■ Dataset content:
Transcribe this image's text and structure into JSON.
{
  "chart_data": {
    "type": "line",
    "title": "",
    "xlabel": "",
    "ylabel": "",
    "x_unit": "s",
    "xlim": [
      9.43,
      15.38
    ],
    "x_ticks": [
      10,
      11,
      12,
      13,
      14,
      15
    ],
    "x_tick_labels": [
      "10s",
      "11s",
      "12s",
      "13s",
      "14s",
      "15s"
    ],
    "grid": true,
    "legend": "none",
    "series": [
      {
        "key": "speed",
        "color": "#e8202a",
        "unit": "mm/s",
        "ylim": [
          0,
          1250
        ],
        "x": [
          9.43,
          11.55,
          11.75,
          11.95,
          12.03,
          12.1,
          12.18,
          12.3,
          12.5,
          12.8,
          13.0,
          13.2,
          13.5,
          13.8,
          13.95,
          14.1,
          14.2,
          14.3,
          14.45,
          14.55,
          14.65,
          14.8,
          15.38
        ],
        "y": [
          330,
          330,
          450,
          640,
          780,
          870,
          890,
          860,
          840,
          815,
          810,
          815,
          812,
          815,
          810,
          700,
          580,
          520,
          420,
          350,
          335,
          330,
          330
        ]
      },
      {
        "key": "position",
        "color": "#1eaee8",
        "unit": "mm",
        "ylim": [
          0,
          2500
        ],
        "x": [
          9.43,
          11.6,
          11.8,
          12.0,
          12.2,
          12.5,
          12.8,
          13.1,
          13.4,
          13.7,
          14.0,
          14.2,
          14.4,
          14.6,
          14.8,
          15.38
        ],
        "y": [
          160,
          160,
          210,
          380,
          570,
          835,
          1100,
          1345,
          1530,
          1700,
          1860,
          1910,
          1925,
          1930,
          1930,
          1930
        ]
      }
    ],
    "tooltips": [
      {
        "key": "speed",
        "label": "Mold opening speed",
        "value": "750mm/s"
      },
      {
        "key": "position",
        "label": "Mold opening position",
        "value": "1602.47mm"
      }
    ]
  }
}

■ What this task involves:
Of the lines in the material, how many contain the word "opening"? Reply with the number and nothing else.

■ Correct response:
2